Instruction:
Filter the listing below, copying every line in which the word "Inns" appears.

:::::

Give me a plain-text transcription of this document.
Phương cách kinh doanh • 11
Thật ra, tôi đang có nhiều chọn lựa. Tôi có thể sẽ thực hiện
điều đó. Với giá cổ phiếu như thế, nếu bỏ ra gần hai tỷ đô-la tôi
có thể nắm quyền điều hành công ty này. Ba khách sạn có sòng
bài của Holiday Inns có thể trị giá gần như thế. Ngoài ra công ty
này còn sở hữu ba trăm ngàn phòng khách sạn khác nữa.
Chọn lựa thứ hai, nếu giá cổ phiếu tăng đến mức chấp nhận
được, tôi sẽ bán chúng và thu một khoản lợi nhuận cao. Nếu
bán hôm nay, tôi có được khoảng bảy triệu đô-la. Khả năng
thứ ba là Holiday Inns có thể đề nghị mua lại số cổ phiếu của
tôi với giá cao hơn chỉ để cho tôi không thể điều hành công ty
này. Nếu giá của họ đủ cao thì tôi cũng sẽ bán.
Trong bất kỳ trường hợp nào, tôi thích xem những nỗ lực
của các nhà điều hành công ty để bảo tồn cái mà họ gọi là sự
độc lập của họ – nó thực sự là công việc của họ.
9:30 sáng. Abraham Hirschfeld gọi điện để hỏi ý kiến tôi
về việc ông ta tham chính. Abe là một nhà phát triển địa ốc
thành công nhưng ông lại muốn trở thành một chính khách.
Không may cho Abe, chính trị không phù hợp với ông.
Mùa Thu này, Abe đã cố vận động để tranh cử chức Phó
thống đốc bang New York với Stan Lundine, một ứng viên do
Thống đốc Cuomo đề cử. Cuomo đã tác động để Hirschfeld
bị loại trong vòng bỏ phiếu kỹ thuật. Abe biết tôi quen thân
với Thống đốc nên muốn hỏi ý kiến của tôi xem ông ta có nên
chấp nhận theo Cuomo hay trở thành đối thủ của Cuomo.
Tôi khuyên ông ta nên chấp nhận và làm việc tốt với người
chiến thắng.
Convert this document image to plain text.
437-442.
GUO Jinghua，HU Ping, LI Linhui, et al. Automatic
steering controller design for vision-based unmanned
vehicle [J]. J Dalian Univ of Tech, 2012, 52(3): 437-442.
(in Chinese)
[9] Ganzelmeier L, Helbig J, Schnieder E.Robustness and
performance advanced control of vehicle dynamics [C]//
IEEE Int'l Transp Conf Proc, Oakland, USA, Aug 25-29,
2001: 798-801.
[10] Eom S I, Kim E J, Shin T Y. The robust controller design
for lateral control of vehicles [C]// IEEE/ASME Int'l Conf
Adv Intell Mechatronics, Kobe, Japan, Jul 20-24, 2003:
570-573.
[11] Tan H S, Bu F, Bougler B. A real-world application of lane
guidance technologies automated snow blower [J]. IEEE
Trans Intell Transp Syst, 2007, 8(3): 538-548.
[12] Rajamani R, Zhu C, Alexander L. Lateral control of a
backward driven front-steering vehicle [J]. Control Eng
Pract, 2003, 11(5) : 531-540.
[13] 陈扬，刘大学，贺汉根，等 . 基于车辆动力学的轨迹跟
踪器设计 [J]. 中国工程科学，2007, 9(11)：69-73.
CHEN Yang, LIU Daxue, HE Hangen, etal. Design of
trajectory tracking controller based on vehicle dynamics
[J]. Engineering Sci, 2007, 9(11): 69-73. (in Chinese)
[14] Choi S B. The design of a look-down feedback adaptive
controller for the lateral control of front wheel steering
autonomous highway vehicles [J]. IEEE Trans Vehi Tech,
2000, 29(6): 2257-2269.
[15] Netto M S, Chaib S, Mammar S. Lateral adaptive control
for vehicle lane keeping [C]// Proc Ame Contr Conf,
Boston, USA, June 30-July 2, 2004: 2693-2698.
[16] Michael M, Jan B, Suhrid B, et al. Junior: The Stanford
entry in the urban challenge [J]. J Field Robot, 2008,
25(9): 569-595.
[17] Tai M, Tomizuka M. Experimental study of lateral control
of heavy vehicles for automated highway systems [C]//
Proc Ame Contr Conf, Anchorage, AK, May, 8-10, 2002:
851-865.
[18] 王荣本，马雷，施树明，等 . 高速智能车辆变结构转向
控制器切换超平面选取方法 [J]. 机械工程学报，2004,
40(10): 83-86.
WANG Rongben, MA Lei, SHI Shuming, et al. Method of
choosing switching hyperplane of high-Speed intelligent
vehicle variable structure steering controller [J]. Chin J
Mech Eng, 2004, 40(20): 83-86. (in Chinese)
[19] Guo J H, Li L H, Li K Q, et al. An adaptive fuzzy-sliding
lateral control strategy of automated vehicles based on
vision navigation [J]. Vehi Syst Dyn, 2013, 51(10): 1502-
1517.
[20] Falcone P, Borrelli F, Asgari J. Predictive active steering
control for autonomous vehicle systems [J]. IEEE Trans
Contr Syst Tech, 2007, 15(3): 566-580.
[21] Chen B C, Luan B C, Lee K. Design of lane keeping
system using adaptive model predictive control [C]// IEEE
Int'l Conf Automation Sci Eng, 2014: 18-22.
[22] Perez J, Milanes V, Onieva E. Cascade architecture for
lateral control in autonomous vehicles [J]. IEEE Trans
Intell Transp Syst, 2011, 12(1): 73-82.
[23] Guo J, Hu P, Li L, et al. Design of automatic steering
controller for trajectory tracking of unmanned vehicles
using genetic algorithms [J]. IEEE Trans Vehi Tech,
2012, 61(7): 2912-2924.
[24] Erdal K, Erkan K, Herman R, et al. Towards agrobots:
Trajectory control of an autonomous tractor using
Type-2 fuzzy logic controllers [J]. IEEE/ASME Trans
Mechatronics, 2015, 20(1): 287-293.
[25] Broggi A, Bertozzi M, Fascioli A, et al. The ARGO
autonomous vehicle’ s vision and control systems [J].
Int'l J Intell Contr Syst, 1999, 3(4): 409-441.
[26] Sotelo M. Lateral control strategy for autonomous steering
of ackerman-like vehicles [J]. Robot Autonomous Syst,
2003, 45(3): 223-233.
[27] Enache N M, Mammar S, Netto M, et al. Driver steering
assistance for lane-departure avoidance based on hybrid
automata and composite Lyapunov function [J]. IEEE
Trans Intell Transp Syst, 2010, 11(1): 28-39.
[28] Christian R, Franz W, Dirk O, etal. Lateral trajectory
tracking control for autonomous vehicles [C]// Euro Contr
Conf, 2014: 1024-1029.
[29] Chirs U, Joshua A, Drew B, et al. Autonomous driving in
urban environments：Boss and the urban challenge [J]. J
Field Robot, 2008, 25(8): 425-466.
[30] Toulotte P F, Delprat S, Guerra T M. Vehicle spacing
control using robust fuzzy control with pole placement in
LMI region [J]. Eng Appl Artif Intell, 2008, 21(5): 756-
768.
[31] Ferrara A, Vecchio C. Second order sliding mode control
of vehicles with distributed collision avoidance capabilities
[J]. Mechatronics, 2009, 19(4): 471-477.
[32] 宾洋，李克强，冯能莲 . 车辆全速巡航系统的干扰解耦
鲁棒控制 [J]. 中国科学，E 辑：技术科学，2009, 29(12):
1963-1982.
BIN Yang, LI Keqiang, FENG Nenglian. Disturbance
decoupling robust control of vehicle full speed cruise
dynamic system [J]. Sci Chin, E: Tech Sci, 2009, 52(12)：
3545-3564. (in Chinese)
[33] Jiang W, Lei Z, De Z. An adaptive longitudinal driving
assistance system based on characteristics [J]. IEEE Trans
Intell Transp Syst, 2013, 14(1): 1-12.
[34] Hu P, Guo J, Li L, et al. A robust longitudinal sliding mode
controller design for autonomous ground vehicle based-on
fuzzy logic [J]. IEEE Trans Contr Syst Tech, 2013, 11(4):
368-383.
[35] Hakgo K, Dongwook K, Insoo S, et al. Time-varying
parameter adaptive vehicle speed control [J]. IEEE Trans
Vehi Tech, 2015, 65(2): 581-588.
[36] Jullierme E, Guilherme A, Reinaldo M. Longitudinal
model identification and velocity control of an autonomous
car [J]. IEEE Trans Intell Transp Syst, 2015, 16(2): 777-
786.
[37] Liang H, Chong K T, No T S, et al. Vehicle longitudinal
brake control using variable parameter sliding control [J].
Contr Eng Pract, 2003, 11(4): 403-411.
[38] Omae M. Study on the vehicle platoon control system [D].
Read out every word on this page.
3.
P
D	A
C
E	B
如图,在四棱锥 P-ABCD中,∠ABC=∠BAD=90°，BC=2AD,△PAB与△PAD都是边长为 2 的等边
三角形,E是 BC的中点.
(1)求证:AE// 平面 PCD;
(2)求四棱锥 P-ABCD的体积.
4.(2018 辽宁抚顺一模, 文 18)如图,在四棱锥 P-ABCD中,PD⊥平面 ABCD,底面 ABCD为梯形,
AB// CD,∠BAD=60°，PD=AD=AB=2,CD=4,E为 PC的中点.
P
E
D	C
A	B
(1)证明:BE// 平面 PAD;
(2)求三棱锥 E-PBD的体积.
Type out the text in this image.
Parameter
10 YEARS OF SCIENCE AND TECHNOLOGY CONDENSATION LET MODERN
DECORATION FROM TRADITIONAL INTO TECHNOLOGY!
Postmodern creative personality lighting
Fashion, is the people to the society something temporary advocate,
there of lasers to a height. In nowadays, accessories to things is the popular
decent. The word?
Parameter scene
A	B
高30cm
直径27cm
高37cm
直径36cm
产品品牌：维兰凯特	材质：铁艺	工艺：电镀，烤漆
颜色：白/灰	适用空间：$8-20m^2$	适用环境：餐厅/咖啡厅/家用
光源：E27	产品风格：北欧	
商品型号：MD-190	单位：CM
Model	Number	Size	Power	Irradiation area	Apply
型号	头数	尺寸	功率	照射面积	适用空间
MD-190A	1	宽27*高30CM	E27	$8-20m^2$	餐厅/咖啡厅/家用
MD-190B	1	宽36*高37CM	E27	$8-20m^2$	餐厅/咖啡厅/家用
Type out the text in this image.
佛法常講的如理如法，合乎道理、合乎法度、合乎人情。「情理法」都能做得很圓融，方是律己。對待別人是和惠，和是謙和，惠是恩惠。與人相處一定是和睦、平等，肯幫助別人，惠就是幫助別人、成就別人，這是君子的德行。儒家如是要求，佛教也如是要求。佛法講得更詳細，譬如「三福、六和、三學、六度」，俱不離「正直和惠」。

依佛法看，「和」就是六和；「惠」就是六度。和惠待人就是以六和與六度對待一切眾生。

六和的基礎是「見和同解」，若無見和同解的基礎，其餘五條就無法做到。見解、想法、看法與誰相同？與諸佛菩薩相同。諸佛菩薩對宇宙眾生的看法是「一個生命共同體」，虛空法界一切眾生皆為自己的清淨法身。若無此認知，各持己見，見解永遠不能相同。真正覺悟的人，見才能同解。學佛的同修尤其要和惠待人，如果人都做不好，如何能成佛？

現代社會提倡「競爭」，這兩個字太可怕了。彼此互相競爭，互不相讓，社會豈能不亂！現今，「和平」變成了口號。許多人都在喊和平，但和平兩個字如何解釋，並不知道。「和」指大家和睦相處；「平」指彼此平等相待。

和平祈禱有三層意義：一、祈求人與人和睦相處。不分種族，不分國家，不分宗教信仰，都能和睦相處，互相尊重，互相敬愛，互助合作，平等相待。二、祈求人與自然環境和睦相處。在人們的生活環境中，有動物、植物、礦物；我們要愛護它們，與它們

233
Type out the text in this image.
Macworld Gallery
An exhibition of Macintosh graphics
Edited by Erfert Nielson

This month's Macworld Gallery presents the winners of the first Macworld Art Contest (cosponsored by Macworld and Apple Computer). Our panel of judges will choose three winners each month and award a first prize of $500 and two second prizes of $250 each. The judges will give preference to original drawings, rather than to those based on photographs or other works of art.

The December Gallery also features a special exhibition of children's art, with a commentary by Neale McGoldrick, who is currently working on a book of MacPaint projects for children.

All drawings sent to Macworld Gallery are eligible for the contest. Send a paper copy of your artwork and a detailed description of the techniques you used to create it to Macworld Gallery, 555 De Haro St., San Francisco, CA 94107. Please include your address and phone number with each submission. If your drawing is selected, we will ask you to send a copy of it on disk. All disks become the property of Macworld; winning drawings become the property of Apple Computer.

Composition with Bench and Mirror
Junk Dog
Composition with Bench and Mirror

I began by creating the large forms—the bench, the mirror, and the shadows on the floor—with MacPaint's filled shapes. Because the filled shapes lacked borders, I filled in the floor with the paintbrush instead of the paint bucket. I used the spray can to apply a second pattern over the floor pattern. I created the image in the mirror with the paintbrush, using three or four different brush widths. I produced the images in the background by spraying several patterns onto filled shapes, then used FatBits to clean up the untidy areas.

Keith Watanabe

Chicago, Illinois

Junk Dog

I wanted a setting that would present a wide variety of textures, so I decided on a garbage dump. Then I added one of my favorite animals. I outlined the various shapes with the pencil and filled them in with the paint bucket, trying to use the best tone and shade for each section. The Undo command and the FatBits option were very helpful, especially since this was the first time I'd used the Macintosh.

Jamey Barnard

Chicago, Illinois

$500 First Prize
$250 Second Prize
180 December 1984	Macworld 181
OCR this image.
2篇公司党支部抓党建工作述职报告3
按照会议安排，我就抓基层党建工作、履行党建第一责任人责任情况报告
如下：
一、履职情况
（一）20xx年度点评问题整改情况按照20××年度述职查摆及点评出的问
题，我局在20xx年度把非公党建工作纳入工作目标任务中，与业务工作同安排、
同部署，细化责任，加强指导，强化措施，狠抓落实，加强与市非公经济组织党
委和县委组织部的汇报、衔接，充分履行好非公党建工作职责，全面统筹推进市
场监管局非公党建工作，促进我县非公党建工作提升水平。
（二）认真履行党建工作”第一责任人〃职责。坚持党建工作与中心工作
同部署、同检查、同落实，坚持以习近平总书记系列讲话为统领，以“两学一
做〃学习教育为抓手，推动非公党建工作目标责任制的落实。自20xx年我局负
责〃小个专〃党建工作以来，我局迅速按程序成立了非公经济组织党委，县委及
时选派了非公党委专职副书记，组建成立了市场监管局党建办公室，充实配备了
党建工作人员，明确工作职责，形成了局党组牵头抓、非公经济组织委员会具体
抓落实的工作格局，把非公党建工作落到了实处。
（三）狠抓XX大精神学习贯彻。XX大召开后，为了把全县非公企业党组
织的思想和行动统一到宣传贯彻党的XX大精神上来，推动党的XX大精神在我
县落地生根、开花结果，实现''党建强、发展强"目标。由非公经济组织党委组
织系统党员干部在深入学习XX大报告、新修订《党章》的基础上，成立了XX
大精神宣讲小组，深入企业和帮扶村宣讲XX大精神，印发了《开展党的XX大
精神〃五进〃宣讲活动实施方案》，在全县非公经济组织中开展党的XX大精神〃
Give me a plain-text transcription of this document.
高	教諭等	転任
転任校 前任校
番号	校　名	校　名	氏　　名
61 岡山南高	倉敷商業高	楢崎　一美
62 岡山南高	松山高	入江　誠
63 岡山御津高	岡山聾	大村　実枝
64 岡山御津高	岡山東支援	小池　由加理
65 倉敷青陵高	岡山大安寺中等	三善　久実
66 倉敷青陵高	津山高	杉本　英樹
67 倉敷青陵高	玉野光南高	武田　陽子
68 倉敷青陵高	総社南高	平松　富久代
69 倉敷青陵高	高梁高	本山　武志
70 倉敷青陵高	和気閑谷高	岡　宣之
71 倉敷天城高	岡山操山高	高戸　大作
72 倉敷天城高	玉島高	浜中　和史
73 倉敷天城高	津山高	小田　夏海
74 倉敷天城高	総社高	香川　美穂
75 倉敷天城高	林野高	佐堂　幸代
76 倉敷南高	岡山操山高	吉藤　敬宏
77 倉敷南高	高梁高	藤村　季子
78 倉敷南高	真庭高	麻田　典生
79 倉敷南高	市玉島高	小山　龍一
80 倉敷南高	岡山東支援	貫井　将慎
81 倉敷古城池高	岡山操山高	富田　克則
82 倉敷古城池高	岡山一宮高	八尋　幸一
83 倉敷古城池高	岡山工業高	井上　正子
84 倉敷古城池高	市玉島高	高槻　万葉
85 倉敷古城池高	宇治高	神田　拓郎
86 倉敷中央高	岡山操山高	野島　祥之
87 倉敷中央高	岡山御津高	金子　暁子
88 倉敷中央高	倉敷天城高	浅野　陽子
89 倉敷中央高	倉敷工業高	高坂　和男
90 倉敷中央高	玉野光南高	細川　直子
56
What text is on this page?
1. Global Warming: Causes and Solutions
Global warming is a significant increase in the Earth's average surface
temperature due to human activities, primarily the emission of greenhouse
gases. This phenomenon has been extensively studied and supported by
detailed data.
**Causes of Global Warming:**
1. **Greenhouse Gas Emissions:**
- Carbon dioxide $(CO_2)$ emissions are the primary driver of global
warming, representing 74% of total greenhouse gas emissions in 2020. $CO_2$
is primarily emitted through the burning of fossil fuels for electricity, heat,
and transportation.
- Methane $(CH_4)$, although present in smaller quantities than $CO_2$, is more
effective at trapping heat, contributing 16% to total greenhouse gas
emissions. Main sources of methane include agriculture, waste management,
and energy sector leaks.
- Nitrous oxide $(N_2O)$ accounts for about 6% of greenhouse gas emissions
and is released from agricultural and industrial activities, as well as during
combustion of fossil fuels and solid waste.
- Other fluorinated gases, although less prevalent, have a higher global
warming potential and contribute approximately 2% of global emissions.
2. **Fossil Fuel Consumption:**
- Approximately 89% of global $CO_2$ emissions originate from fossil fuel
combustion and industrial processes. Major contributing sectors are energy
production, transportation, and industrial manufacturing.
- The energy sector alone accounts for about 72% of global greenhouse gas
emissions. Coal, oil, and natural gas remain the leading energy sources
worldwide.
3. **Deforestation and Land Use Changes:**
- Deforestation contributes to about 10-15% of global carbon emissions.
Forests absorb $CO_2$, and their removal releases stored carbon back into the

:::::

Response for this exercise:
bài của Holiday Inns có thể trị giá gần như thế. Ngoài ra công ty
thứ ba là Holiday Inns có thể đề nghị mua lại số cổ phiếu của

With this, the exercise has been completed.